**Work to be completed:** Carry none of the pictures over; set down the material below exactly.

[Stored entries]
>>
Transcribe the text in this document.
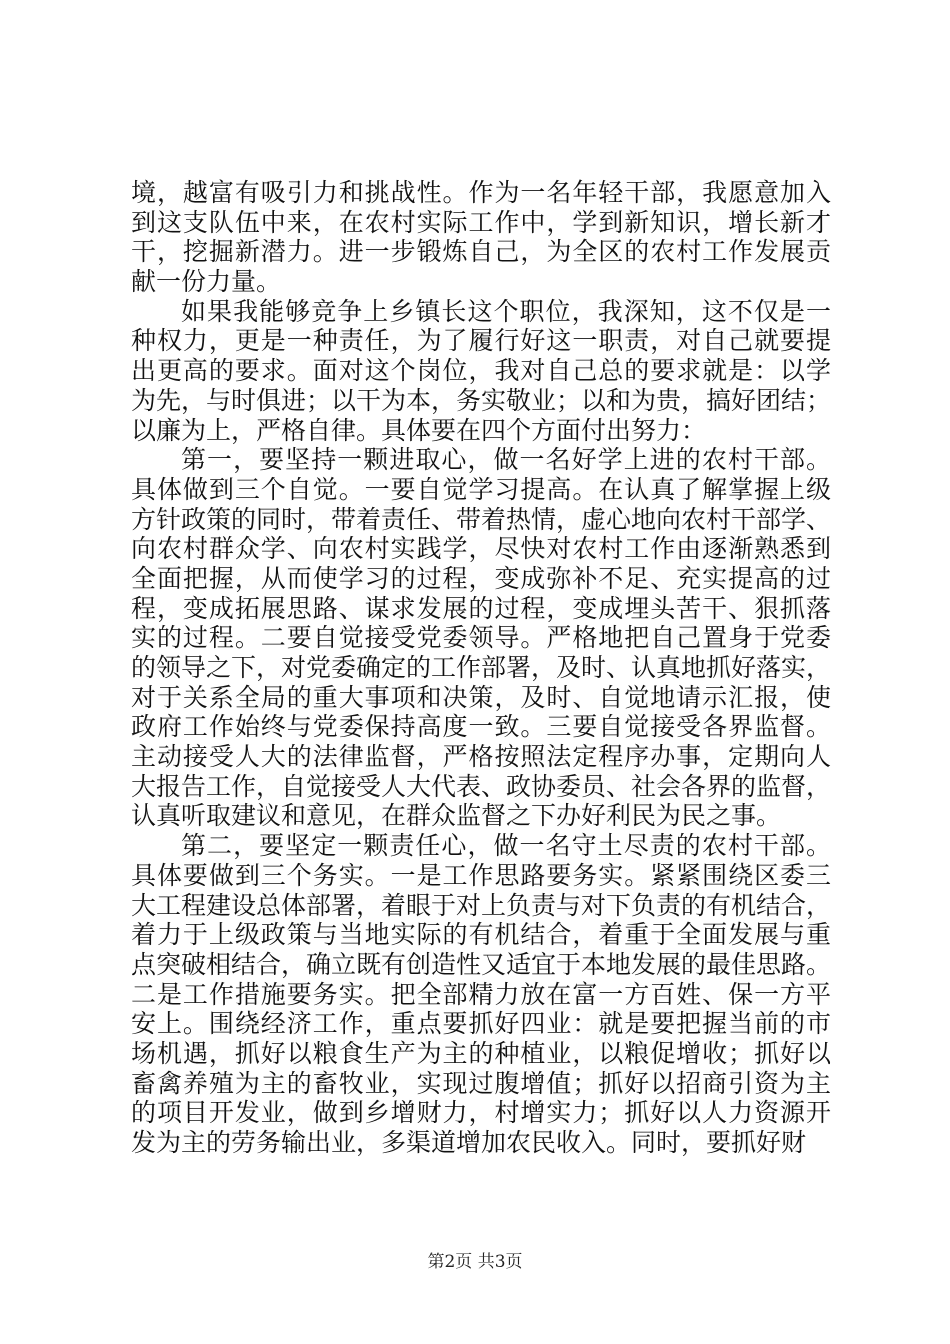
境，越富有吸引力和挑战性。作为一名年轻干部，我愿意加入
到这支队伍中来，在农村实际工作中，学到新知识，增长新才
干，挖掘新潜力。进一步锻炼自己，为全区的农村工作发展贡
献一份力量。
如果我能够竞争上乡镇长这个职位，我深知，这不仅是一
种权力，更是一种责任，为了履行好这一职责，对自己就要提
出更高的要求。面对这个岗位，我对自己总的要求就是：以学
为先，与时俱进；以干为本，务实敬业；以和为贵，搞好团结；
以廉为上，严格自律。具体要在四个方面付出努力：
第一，要坚持一颗进取心，做一名好学上进的农村干部。
具体做到三个自觉。一要自觉学习提高。在认真了解掌握上级
方针政策的同时，带着责任、带着热情，虚心地向农村干部学、
向农村群众学、向农村实践学，尽快对农村工作由逐渐熟悉到
全面把握，从而使学习的过程，变成弥补不足、充实提高的过
程，变成拓展思路、谋求发展的过程，变成埋头苦干、狠抓落
实的过程。二要自觉接受党委领导。严格地把自己置身于党委
的领导之下，对党委确定的工作部署，及时、认真地抓好落实，
对于关系全局的重大事项和决策，及时、自觉地请示汇报，使
政府工作始终与党委保持高度一致。三要自觉接受各界监督。
主动接受人大的法律监督，严格按照法定程序办事，定期向人
大报告工作，自觉接受人大代表、政协委员、社会各界的监督，
认真听取建议和意见，在群众监督之下办好利民为民之事。
第二，要坚定一颗责任心，做一名守土尽责的农村干部。
具体要做到三个务实。一是工作思路要务实。紧紧围绕区委三
大工程建设总体部署，着眼于对上负责与对下负责的有机结合，
着力于上级政策与当地实际的有机结合，着重于全面发展与重
点突破相结合，确立既有创造性又适宜于本地发展的最佳思路。
二是工作措施要务实。把全部精力放在富一方百姓、保一方平
安上。围绕经济工作，重点要抓好四业：就是要把握当前的市
场机遇，抓好以粮食生产为主的种植业，以粮促增收；抓好以
畜禽养殖为主的畜牧业，实现过腹增值；抓好以招商引资为主
的项目开发业，做到乡增财力，村增实力；抓好以人力资源开
发为主的劳务输出业，多渠道增加农民收入。同时，要抓好财
第2页 共3页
<<
**Solution to this problem:**
Transcribe the text in this document.
境，越富有吸引力和挑战性。作为一名年轻干部，我愿意加入
到这支队伍中来，在农村实际工作中，学到新知识，增长新才
干，挖掘新潜力。进一步锻炼自己，为全区的农村工作发展贡
献一份力量。
如果我能够竞争上乡镇长这个职位，我深知，这不仅是一
种权力，更是一种责任，为了履行好这一职责，对自己就要提
出更高的要求。面对这个岗位，我对自己总的要求就是：以学
为先，与时俱进；以干为本，务实敬业；以和为贵，搞好团结；
以廉为上，严格自律。具体要在四个方面付出努力：
第一，要坚持一颗进取心，做一名好学上进的农村干部。
具体做到三个自觉。一要自觉学习提高。在认真了解掌握上级
方针政策的同时，带着责任、带着热情，虚心地向农村干部学、
向农村群众学、向农村实践学，尽快对农村工作由逐渐熟悉到
全面把握，从而使学习的过程，变成弥补不足、充实提高的过
程，变成拓展思路、谋求发展的过程，变成埋头苦干、狠抓落
实的过程。二要自觉接受党委领导。严格地把自己置身于党委
的领导之下，对党委确定的工作部署，及时、认真地抓好落实，
对于关系全局的重大事项和决策，及时、自觉地请示汇报，使
政府工作始终与党委保持高度一致。三要自觉接受各界监督。
主动接受人大的法律监督，严格按照法定程序办事，定期向人
大报告工作，自觉接受人大代表、政协委员、社会各界的监督，
认真听取建议和意见，在群众监督之下办好利民为民之事。
第二，要坚定一颗责任心，做一名守土尽责的农村干部。
具体要做到三个务实。一是工作思路要务实。紧紧围绕区委三
大工程建设总体部署，着眼于对上负责与对下负责的有机结合，
着力于上级政策与当地实际的有机结合，着重于全面发展与重
点突破相结合，确立既有创造性又适宜于本地发展的最佳思路。
二是工作措施要务实。把全部精力放在富一方百姓、保一方平
安上。围绕经济工作，重点要抓好四业：就是要把握当前的市
场机遇，抓好以粮食生产为主的种植业，以粮促增收；抓好以
畜禽养殖为主的畜牧业，实现过腹增值；抓好以招商引资为主
的项目开发业，做到乡增财力，村增实力；抓好以人力资源开
发为主的劳务输出业，多渠道增加农民收入。同时，要抓好财
第2页 共3页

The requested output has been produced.